WORK TO BE COMPLETED:
Continue the passage on Teradata character data lengths in bytes and characters from the point where it ends.

SOURCE PASSAGE:
—————

The server character sets LATIN, UNICODE, and GRAPHIC are declared within Teradata SQL as strings of characters.
Within a client environment, those character data types are expected to be specified as strings of physical bytes rather than as characters.
For example, within client application programs, space is allocated in terms of bytes, the layout of the import files for data loading utilities is expressed in terms of bytes, and so on.
To provide a reasonable bridge between characters in SQL declarations and physical bytes in client environments, clients can specify character strings in bytes even though the destination columns are declared as characters.
Whenever a client is informed about the length of the character expression (as in the HELP COLUMN statement, response parcels, and so on), Teradata Database specifies the length in terms of physical bytes.
General Rules for Server Character Set Declarations
The rules for declaring data types are as follows:
- The length of a character type is declared in terms of bytes or characters, depending on the server character set.
|IF a character type uses this server character set …||THEN the type is defined in terms of …|
- The length of the imported CHARACTER data described by a USING clause is in terms of bytes (the CHARACTER data description in the USING clause is in bytes). For details, see “USING Request Modifier” in SQL Data Manipulation Language.
- The definition of the character data in response and request parcels is in terms of bytes.
- Client Load (Teradata FastLoad and Teradata MultiLoad) and Export (Teradata FastExport) utilities use the MultiLoad and FastExport DEFINE or LAYOUT command to specify the layout of the file on the client.
The layout of CHARACTER data within the DEFINE command is in terms of bytes.

—————

Dataset entries
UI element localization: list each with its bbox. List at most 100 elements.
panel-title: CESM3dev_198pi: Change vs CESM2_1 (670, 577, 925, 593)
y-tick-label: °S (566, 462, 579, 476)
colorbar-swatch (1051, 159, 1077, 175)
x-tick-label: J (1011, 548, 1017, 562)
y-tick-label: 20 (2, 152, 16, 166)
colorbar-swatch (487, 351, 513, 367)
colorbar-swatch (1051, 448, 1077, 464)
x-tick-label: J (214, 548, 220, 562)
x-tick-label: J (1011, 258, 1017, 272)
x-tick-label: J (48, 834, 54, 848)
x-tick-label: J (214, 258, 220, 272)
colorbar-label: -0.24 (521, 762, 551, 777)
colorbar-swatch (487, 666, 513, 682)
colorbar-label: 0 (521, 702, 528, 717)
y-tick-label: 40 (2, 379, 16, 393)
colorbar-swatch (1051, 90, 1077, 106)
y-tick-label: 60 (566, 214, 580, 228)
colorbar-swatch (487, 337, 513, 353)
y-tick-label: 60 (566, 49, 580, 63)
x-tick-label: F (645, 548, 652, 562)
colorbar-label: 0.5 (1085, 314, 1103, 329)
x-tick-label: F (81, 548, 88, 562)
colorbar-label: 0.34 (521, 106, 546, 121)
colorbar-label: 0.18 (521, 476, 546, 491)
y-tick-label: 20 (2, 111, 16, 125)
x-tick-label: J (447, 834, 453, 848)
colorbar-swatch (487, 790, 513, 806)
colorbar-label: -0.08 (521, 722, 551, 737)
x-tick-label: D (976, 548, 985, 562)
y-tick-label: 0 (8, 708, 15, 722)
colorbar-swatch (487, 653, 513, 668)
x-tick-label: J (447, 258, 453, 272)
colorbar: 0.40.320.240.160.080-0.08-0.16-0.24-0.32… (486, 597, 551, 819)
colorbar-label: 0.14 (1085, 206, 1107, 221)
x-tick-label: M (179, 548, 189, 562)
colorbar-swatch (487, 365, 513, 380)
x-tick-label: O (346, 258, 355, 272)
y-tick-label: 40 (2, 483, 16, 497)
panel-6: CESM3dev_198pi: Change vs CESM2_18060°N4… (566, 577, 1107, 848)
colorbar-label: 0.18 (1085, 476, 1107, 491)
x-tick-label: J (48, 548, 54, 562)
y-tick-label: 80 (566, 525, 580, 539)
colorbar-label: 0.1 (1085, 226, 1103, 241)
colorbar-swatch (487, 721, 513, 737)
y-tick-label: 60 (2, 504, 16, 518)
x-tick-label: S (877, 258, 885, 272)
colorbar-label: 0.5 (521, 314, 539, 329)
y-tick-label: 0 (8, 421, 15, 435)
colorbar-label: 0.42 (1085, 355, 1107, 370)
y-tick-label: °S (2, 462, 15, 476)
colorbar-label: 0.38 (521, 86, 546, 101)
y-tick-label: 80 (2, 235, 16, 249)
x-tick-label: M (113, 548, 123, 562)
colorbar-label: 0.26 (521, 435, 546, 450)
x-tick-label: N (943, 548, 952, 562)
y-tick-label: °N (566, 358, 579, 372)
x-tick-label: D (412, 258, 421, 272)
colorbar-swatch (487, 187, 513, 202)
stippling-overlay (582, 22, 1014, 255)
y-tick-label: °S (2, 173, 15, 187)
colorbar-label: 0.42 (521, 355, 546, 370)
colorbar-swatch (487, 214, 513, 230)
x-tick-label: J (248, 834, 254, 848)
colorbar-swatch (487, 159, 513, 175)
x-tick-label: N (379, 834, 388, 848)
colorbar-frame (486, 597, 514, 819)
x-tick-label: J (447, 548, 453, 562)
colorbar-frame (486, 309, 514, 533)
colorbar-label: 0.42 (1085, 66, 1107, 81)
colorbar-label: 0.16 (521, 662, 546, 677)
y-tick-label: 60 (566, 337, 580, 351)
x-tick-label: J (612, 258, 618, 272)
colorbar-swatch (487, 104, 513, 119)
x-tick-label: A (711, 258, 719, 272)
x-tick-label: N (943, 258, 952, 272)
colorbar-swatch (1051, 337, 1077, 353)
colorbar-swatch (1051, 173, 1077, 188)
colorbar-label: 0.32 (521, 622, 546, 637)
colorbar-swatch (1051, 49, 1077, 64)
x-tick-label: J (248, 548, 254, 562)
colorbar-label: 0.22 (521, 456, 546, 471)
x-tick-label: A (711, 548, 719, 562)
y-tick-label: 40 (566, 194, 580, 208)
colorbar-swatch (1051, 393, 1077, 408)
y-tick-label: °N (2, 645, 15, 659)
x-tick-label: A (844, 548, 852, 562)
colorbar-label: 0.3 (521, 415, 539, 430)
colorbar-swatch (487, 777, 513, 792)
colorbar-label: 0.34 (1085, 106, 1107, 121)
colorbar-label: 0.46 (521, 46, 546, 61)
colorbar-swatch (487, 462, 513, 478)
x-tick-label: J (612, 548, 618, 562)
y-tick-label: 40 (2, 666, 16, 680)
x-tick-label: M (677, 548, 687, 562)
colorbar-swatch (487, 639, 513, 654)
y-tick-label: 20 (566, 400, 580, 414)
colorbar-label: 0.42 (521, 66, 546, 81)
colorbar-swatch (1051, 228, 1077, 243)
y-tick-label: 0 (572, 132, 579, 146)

—————

SOLVED EXERCISE:
The layout of GRAPHIC data within the DEFINE command is in terms of characters. This layout is then translated into the response parcel or the USING clause for communication with Teradata SQL. For details, see “USING Request Modifier” in SQL Data Manipulation Language.
Exported Character Data
Export width determines the appropriate number of characters or bytes to export for a client application. System-wide and user-defined export width tables define the export width of characters or bytes during export to a client. The values used for the export width are based on the active export width table, and the server character set and client character set used by the application.
At the system level, the value of the Export Width Table ID field in the DBS Control Record identifies which export width table to use to determine export widths.
The following table lists the system export width tables provided by Teradata:
|Export Width Table Name||Export-ID||Description|
|Expected Default||0||Provides reasonable default widths for the character data type and client form of use.
This is the initial default table.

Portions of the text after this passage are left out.